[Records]
____
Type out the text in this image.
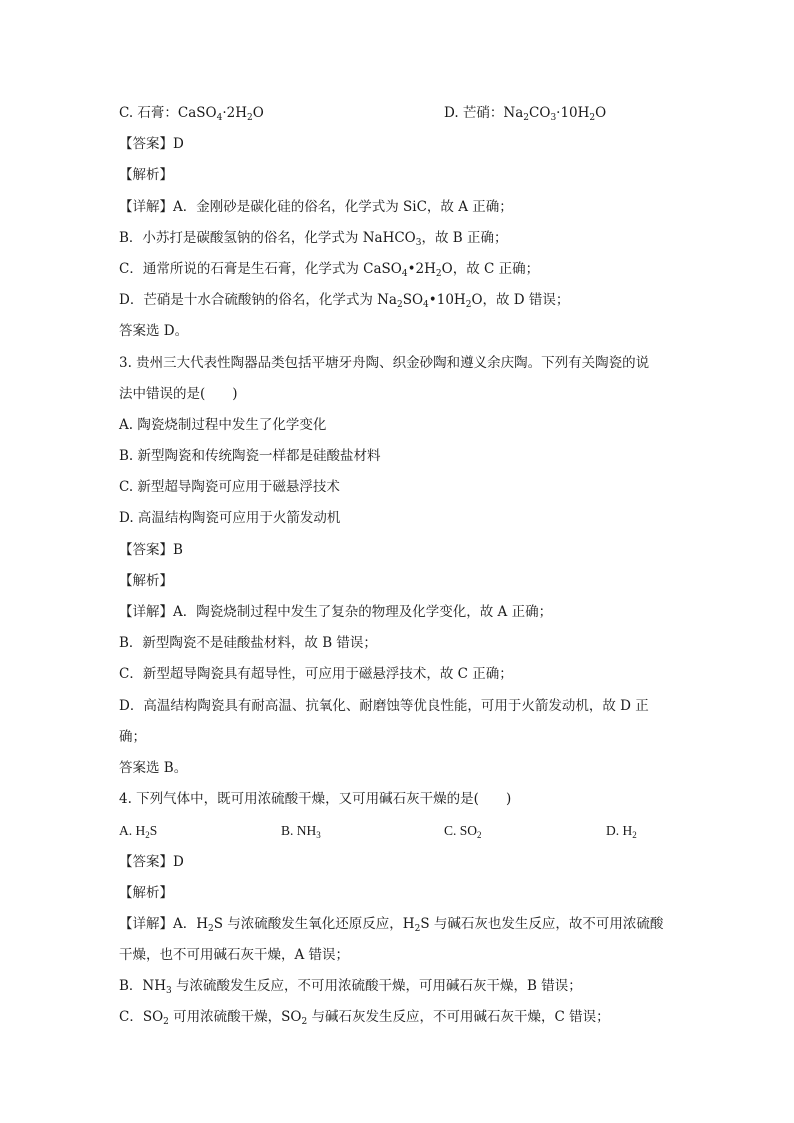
C. 石膏：$CaSO_4\cdot 2H_2O$	D. 芒硝：$Na_2CO_3\cdot 10H_2O$
【答案】D
【解析】
【详解】A．金刚砂是碳化硅的俗名，化学式为 SiC，故 A 正确；
B．小苏打是碳酸氢钠的俗名，化学式为 NaHCO$_3$，故 B 正确；
C．通常所说的石膏是生石膏，化学式为 $CaSO_4•2H_2O$，故 C 正确；
D．芒硝是十水合硫酸钠的俗名，化学式为 $Na_2SO_4•10H_2O$，故 D 错误；
答案选 D。
3. 贵州三大代表性陶器品类包括平塘牙舟陶、织金砂陶和遵义余庆陶。下列有关陶瓷的说
法中错误的是(　　)
A. 陶瓷烧制过程中发生了化学变化
B. 新型陶瓷和传统陶瓷一样都是硅酸盐材料
C. 新型超导陶瓷可应用于磁悬浮技术
D. 高温结构陶瓷可应用于火箭发动机
【答案】B
【解析】
【详解】A．陶瓷烧制过程中发生了复杂的物理及化学变化，故 A 正确；
B．新型陶瓷不是硅酸盐材料，故 B 错误；
C．新型超导陶瓷具有超导性，可应用于磁悬浮技术，故 C 正确；
D．高温结构陶瓷具有耐高温、抗氧化、耐磨蚀等优良性能，可用于火箭发动机，故 D 正
确；
答案选 B。
4. 下列气体中，既可用浓硫酸干燥，又可用碱石灰干燥的是(　　)
A. $H_2S$	B. $NH_3$	C. $SO_2$	D. $H_2$
【答案】D
【解析】
【详解】A．$H_2S$ 与浓硫酸发生氧化还原反应，$H_2S$ 与碱石灰也发生反应，故不可用浓硫酸
干燥，也不可用碱石灰干燥，A 错误；
B．$NH_3$ 与浓硫酸发生反应，不可用浓硫酸干燥，可用碱石灰干燥，B 错误；
C．$SO_2$ 可用浓硫酸干燥，$SO_2$ 与碱石灰发生反应，不可用碱石灰干燥，C 错误；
____
» **PROBLEM TO WORK ON**
Give the count of lines in the data above that hold the string "化学式为", with no additional words.

» **FINISHED ANSWER**
4